_Directive_.
Gather up all lines that carry the word "JSON".

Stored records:

▬▬▬

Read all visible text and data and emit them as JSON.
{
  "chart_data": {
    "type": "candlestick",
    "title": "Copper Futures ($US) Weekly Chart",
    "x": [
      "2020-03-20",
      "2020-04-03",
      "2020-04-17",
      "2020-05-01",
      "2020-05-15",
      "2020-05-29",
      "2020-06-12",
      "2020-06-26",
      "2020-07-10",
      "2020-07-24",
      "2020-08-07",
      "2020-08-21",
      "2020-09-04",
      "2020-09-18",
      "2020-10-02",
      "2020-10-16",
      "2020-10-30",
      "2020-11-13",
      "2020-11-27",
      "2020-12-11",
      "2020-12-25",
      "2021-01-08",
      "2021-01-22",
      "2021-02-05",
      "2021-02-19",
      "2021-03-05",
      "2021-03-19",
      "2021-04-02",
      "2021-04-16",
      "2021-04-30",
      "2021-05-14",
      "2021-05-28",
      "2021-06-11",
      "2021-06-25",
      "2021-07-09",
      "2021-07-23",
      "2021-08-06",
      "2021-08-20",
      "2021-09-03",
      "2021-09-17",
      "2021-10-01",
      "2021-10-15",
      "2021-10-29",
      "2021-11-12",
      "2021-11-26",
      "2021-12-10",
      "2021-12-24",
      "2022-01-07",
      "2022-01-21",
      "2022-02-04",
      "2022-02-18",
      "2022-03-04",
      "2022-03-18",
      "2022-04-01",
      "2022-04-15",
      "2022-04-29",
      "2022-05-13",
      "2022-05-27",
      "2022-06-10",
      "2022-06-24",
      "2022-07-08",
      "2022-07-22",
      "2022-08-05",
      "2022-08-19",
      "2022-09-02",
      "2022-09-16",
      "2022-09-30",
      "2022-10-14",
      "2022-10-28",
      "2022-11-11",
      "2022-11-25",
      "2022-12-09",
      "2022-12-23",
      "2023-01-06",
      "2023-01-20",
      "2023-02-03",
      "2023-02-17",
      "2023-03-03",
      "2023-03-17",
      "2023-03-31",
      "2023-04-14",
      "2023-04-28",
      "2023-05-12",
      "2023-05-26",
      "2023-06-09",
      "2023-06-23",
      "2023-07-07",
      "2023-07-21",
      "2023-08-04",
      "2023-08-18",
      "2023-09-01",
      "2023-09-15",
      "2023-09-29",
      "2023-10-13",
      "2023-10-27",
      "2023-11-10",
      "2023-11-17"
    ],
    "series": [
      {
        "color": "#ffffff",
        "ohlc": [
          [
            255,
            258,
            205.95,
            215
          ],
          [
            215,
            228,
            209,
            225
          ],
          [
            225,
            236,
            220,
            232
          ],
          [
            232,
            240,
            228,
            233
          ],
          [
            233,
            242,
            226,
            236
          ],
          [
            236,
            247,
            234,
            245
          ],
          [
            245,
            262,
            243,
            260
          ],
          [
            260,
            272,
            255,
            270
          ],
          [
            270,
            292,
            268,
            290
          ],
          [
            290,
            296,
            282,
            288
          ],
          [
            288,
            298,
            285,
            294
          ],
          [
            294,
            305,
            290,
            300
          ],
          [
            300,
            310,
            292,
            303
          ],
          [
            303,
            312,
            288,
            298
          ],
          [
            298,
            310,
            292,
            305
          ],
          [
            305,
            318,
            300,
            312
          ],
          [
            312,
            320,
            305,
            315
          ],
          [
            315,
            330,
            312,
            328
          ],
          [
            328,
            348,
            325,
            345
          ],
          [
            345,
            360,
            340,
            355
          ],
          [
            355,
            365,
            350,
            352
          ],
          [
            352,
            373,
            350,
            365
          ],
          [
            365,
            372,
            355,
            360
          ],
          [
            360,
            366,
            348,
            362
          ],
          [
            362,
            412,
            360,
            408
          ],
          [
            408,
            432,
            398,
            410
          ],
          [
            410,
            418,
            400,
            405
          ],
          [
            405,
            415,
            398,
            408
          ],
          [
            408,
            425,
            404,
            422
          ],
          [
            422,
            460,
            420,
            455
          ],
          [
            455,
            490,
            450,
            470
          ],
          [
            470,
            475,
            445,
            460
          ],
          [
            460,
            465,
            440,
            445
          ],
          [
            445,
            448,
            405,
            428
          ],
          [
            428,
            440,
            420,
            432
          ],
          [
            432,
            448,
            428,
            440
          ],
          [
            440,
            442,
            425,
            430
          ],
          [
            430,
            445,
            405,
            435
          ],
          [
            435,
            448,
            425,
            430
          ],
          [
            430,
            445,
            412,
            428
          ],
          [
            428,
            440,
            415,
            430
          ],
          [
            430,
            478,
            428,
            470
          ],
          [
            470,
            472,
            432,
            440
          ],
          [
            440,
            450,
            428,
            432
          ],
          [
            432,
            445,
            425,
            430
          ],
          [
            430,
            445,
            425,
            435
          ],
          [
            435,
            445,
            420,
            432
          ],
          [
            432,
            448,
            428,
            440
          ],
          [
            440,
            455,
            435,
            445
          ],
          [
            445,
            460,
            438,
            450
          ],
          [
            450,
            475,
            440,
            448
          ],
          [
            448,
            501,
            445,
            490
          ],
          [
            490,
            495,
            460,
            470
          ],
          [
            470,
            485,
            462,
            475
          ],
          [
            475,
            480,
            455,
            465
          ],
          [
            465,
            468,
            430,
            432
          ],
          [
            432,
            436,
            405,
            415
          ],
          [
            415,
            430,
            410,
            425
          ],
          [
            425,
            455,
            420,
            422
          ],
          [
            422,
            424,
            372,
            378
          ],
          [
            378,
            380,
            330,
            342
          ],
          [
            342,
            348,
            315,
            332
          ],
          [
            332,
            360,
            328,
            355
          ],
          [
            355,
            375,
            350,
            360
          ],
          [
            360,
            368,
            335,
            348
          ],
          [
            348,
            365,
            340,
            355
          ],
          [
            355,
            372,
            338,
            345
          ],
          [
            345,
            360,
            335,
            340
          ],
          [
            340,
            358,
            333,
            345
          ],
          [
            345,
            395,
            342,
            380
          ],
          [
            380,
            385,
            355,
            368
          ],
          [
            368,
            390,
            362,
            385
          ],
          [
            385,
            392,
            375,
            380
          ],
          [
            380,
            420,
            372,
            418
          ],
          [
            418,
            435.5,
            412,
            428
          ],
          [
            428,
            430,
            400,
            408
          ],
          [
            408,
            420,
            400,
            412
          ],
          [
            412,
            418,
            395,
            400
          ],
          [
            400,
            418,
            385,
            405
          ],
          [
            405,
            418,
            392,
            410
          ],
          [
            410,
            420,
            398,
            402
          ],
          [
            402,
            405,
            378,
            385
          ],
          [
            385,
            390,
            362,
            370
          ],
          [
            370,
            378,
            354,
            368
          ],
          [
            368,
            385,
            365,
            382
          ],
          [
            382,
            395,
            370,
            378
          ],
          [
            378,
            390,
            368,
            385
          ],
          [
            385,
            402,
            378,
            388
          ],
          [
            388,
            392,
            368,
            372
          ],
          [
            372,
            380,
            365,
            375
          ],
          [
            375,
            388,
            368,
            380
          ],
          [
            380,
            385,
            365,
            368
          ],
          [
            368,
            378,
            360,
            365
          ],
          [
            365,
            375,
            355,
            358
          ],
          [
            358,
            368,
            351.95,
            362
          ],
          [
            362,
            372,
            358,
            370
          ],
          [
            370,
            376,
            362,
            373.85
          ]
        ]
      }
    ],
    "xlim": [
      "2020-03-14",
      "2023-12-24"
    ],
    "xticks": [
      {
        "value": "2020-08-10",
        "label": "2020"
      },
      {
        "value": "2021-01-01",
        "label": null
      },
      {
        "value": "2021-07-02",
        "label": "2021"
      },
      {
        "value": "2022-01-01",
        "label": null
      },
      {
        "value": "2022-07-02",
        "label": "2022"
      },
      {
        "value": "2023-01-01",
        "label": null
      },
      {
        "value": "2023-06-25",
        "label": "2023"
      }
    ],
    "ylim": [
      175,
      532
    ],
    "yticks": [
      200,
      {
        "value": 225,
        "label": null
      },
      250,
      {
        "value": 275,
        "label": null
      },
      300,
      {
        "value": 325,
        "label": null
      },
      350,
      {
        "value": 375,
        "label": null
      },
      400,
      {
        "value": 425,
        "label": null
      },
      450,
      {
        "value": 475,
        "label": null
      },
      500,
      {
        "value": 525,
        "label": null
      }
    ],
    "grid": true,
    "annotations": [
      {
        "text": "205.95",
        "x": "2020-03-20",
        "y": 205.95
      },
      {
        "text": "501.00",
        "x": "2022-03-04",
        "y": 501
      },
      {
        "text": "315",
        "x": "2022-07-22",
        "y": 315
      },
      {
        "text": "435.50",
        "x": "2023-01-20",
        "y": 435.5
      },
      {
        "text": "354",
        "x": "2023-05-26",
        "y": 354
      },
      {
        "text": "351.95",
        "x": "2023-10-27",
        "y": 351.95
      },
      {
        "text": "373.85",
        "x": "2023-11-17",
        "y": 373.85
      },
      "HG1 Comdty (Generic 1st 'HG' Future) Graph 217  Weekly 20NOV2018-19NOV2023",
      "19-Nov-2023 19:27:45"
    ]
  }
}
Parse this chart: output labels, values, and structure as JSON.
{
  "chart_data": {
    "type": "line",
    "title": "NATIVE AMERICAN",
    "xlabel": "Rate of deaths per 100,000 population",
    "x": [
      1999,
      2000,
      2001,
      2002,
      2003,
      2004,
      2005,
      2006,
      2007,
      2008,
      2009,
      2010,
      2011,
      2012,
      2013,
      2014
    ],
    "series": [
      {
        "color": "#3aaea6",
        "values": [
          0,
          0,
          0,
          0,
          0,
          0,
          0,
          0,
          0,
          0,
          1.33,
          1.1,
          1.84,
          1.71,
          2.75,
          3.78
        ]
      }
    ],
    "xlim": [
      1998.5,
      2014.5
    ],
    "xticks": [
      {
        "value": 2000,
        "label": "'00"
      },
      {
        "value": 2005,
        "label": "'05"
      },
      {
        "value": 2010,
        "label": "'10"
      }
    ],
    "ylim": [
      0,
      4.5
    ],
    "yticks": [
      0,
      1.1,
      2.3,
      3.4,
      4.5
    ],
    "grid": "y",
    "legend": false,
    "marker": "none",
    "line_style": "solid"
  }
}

▬▬▬

_Result of this exercise_.
Read all visible text and data and emit them as JSON.
Parse this chart: output labels, values, and structure as JSON.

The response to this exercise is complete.